Pour conclure sa critique de La zone d’intérêt (Cahiers du cinéma n°805), Jean-Marie Samocki en interrogeait la pertinence. En fin de compte, approfondir la « périphérie » de la Shoah pouvait-il aboutir à quoique ce soit ? Sinon à s’enténébrer dans une contemplation de l’abyssalité-de-l’abîme, un ouroboros formaliste ? Au risque, écrivait-il, « d’évacuer l’Autre au lieu d’exposer sa liquidation ». L’interrogation m’a semblé juste, mais pas ce dernier avertissement. Voici mon objection.

Un film peut-il risquer cela même qu’il s’est choisi pour sujet ? Précisément, il s’agit de représenter comment l’environnement infernal que les nazis ont créé, mais refoulé hors de leur bulle pavillonnaire, va s’y infiltrer quand même, jusque dans leurs entrailles. Comme le soulignait la critique, le film se présente volontairement incomplet, tributaire de ce que nous savons déjà du hors-champ, ou devrions savoir. L’exposé n’est donc pas à faire, il est requis. Et parce que ce hors-champ pèse sur leur image d’Épinal, avec une pression considérable, voilà qu’y percent des saillies : indices, dans le lointain, que le montage épingle avec un rythme implacable ; sons, tapis dans un silence à double-fond que nos oreilles ratissent. Cette esthétique résulte du principe même de la zone tampon. Le point de vue de ses occupants nous est présenté frontalement, tout en étant mis en perspective entre un premier plan qui s’en démarque (recul, caches, surcadrages) et cet arrière-plan où le réel résiste. L’évacuation est ici une image de la mentalité nazie, mise en évidence par sa mise à mal.

En l’exposant, le film résonne avec un livre d’histoire concomitant, Un album d’Auscwhitz (2023, T. Bruttmann, S. Hördler et C. Krutzmüller), élucidation des moindres indices que recèlent, souvent en arrière-plan, les clichés célèbres – mais incompris – montrant l’arrivée de convois de déportés à Auschwitz-Birkenau, en plein jour. Le diable est dans les détails, et ces historiens nous apprennent à le déceler. Mais aussi à voir qu’il ne se cache pas. Si la violence explicite paraît absente, cela ne vient pas d’une « dissimulation des crimes » par les photographes SS, encore moins d’une prétendue docilité des victimes, mais d’une simple logique propre au statut de l’ensemble : un rapport. Car à ses supérieurs, expliqua Tal Bruttmann, Höss se devait de « rendre une copie propre, sans rature ».

----------------

## Consigne A
D'après le texte sur La zone d'intérêt, à qui Höss se devait-il de « rendre une copie propre, sans rature » ?
## Consigne B
Prolongez le texte sur La zone d'intérêt à partir de sa dernière phrase.
Les lignes qui suivent ne jouent aucun rôle ici.

Entrées de données enregistrées
----------------

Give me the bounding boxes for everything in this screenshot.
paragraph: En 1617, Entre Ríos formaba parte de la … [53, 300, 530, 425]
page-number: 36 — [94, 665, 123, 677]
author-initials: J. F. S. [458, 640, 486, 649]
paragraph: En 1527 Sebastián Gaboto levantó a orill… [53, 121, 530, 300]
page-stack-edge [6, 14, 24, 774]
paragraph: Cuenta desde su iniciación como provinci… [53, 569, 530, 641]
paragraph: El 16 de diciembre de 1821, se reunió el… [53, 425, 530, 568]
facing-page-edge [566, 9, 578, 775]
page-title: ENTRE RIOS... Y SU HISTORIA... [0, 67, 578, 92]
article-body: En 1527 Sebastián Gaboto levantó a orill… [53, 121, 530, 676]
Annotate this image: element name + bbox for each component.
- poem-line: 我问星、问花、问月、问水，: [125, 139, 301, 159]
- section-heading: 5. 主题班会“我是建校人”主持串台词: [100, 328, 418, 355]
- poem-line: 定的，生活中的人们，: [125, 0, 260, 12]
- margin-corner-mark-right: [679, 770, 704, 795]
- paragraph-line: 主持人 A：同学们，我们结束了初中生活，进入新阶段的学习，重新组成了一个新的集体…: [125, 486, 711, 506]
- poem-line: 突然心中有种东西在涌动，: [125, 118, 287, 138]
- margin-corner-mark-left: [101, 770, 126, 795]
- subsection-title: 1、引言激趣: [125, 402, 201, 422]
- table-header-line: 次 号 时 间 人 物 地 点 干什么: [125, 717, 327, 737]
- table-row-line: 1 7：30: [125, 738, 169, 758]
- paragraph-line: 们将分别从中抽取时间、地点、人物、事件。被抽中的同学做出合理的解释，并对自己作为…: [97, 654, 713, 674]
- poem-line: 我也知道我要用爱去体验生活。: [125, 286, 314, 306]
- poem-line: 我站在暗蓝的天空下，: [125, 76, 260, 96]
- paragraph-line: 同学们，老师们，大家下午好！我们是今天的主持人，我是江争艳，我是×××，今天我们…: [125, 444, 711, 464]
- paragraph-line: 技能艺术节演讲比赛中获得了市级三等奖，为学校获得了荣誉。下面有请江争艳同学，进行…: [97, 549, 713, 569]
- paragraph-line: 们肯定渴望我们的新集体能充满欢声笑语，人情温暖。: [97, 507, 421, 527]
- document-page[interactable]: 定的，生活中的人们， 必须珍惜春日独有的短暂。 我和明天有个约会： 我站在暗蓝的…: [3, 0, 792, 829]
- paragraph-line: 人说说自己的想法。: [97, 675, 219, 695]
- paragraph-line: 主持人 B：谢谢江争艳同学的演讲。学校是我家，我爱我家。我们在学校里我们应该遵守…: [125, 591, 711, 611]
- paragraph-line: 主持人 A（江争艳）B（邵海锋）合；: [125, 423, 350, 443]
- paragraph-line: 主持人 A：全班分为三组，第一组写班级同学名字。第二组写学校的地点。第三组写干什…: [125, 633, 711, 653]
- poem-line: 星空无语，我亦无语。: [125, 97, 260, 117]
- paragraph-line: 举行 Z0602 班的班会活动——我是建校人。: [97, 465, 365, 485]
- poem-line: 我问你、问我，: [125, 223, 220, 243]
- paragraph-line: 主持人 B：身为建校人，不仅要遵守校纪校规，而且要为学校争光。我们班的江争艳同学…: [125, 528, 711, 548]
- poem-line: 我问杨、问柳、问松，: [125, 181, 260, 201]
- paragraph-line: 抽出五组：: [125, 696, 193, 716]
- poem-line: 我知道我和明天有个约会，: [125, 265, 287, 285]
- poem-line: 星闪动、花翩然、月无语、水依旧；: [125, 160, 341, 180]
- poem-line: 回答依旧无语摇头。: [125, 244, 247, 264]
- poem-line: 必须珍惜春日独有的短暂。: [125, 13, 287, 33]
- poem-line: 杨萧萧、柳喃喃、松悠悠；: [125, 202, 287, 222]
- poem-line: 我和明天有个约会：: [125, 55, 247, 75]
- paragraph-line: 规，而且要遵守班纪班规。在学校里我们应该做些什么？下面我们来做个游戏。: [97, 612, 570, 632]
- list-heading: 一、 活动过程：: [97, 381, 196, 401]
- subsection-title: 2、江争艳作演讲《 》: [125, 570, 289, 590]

----------------

## Corrigé A
À ses supérieurs.

## Corrigé B
Ce qui primait, c’était « le travail bien fait ». Est-ce pour cette raison que plane sur La zone d’intérêt le fantôme de Jeanne Dielman ? La ménagère qui, justement, se voulait « exemplaire de propreté » afin de maintenir, coûte que coûte, le heimliche, le familier en sa maison, comme un « rempart » pour conjurer le néant (cf. Danière Dubroux, Cahiers n°265). En effet, plus que le style kubrickien, Glazer n’imite-t-il pas celui d’Akerman ? Raccord-mouvement à chaque franchissement de porte, nous emboîtons le pas d’individus pris dans un tempo quotidien, à l’intérieur d’une machine domestique bien huilée, carburant à l’exploitation. « Comment peut-on s’habituer à ce point à l’horreur et assumer l’énormité de ses propres crimes ? », pouvait-on se demander – en vain. Le film apporte courageusement une réponse, qu’il trouve dans la question.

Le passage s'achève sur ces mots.